TASK REQUIREMENTS -
Reproduce the full listing that appears beneath this instruction exactly.

[Dataset rows about figures]
• • • • •

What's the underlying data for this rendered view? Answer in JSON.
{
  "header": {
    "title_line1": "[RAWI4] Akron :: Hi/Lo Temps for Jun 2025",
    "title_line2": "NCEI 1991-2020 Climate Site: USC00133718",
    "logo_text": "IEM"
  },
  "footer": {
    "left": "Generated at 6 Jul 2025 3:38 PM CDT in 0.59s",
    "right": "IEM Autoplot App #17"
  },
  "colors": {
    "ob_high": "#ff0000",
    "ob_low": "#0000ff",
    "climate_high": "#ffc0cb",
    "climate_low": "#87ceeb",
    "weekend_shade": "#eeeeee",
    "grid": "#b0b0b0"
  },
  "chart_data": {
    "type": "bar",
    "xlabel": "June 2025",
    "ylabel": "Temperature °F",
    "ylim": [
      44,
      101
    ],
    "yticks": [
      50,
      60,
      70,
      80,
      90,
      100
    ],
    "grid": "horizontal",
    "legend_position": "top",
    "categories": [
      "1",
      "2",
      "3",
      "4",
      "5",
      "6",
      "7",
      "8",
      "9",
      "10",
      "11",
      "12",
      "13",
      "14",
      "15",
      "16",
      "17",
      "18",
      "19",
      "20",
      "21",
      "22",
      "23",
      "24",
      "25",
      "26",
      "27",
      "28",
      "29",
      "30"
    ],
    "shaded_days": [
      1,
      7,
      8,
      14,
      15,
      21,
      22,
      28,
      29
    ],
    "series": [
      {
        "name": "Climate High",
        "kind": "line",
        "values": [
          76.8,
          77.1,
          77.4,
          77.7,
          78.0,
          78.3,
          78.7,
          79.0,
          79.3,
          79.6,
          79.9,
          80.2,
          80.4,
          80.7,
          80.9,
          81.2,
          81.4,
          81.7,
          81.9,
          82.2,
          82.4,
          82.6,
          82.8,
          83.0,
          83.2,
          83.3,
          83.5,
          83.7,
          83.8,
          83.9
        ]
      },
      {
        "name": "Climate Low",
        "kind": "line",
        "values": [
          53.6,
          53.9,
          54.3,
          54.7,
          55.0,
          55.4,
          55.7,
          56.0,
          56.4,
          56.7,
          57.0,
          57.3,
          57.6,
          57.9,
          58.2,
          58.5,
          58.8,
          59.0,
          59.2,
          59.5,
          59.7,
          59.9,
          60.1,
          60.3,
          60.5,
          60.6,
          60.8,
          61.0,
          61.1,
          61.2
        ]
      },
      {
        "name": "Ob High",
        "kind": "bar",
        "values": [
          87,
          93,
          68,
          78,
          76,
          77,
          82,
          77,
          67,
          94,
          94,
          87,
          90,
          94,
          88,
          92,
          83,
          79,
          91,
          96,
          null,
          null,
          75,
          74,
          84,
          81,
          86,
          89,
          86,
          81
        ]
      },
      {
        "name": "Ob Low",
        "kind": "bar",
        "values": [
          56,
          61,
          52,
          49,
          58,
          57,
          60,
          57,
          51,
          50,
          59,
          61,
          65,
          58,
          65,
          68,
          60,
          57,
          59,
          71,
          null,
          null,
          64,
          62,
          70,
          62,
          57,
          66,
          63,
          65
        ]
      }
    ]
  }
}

• • • • •

EXERCISE OUTPUT -
What's the underlying data for this rendered view? Answer in JSON.
{
  "header": {
    "title_line1": "[RAWI4] Akron :: Hi/Lo Temps for Jun 2025",
    "title_line2": "NCEI 1991-2020 Climate Site: USC00133718",
    "logo_text": "IEM"
  },
  "footer": {
    "left": "Generated at 6 Jul 2025 3:38 PM CDT in 0.59s",
    "right": "IEM Autoplot App #17"
  },
  "colors": {
    "ob_high": "#ff0000",
    "ob_low": "#0000ff",
    "climate_high": "#ffc0cb",
    "climate_low": "#87ceeb",
    "weekend_shade": "#eeeeee",
    "grid": "#b0b0b0"
  },
  "chart_data": {
    "type": "bar",
    "xlabel": "June 2025",
    "ylabel": "Temperature °F",
    "ylim": [
      44,
      101
    ],
    "yticks": [
      50,
      60,
      70,
      80,
      90,
      100
    ],
    "grid": "horizontal",
    "legend_position": "top",
    "categories": [
      "1",
      "2",
      "3",
      "4",
      "5",
      "6",
      "7",
      "8",
      "9",
      "10",
      "11",
      "12",
      "13",
      "14",
      "15",
      "16",
      "17",
      "18",
      "19",
      "20",
      "21",
      "22",
      "23",
      "24",
      "25",
      "26",
      "27",
      "28",
      "29",
      "30"
    ],
    "shaded_days": [
      1,
      7,
      8,
      14,
      15,
      21,
      22,
      28,
      29
    ],
    "series": [
      {
        "name": "Climate High",
        "kind": "line",
        "values": [
          76.8,
          77.1,
          77.4,
          77.7,
          78.0,
          78.3,
          78.7,
          79.0,
          79.3,
          79.6,
          79.9,
          80.2,
          80.4,
          80.7,
          80.9,
          81.2,
          81.4,
          81.7,
          81.9,
          82.2,
          82.4,
          82.6,
          82.8,
          83.0,
          83.2,
          83.3,
          83.5,
          83.7,
          83.8,
          83.9
        ]
      },
      {
        "name": "Climate Low",
        "kind": "line",
        "values": [
          53.6,
          53.9,
          54.3,
          54.7,
          55.0,
          55.4,
          55.7,
          56.0,
          56.4,
          56.7,
          57.0,
          57.3,
          57.6,
          57.9,
          58.2,
          58.5,
          58.8,
          59.0,
          59.2,
          59.5,
          59.7,
          59.9,
          60.1,
          60.3,
          60.5,
          60.6,
          60.8,
          61.0,
          61.1,
          61.2
        ]
      },
      {
        "name": "Ob High",
        "kind": "bar",
        "values": [
          87,
          93,
          68,
          78,
          76,
          77,
          82,
          77,
          67,
          94,
          94,
          87,
          90,
          94,
          88,
          92,
          83,
          79,
          91,
          96,
          null,
          null,
          75,
          74,
          84,
          81,
          86,
          89,
          86,
          81
        ]
      },
      {
        "name": "Ob Low",
        "kind": "bar",
        "values": [
          56,
          61,
          52,
          49,
          58,
          57,
          60,
          57,
          51,
          50,
          59,
          61,
          65,
          58,
          65,
          68,
          60,
          57,
          59,
          71,
          null,
          null,
          64,
          62,
          70,
          62,
          57,
          66,
          63,
          65
        ]
      }
    ]
  }
}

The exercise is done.